Collection entries
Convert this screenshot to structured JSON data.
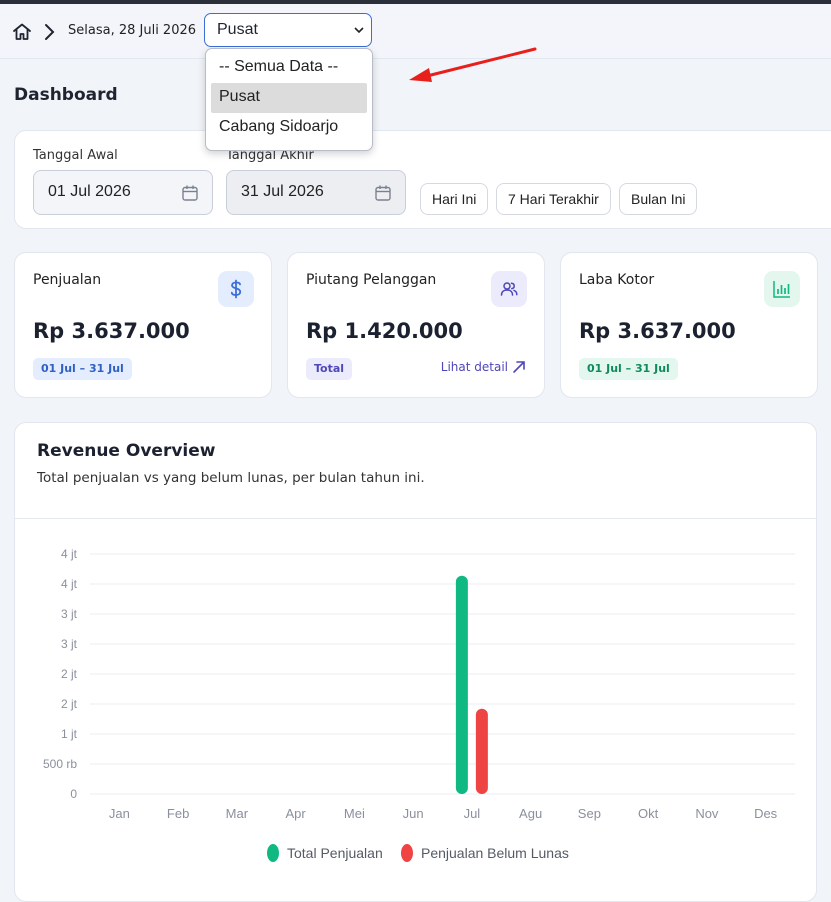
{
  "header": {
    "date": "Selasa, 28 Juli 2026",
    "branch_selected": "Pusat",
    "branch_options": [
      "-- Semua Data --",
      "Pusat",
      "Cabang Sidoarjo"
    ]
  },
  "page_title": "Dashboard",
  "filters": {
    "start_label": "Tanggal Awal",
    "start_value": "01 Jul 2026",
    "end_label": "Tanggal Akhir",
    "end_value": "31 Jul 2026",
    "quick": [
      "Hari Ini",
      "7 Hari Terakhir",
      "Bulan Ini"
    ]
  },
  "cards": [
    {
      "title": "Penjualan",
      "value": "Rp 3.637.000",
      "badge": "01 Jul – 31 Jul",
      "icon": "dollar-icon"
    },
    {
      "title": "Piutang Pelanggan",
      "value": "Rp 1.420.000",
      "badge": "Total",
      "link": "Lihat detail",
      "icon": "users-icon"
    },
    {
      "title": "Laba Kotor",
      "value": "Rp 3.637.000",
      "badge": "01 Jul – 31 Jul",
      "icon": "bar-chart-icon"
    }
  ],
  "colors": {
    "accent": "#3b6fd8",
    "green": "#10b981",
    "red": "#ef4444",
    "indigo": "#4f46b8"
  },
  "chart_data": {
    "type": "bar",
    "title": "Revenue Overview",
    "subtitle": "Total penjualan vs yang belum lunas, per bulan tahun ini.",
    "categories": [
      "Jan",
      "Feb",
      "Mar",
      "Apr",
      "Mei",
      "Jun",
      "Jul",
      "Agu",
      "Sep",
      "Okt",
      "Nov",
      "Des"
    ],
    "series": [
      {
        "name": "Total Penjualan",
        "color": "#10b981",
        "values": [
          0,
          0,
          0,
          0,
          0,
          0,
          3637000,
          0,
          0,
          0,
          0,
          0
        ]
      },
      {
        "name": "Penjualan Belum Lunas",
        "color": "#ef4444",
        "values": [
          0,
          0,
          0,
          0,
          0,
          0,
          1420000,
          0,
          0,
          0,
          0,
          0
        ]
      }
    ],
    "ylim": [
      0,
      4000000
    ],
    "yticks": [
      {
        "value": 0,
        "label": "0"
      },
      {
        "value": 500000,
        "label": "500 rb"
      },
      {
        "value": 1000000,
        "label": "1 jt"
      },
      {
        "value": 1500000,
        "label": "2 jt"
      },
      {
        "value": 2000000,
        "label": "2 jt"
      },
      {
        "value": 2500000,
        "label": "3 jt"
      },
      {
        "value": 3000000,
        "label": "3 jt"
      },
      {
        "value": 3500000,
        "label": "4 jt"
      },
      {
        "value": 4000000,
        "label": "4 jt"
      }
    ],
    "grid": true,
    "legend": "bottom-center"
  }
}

**WORK REQUIRED:** Reply with the number of lines in the material above that contain "Tanggal", and nothing more.

**CORRECT ANSWER:** 2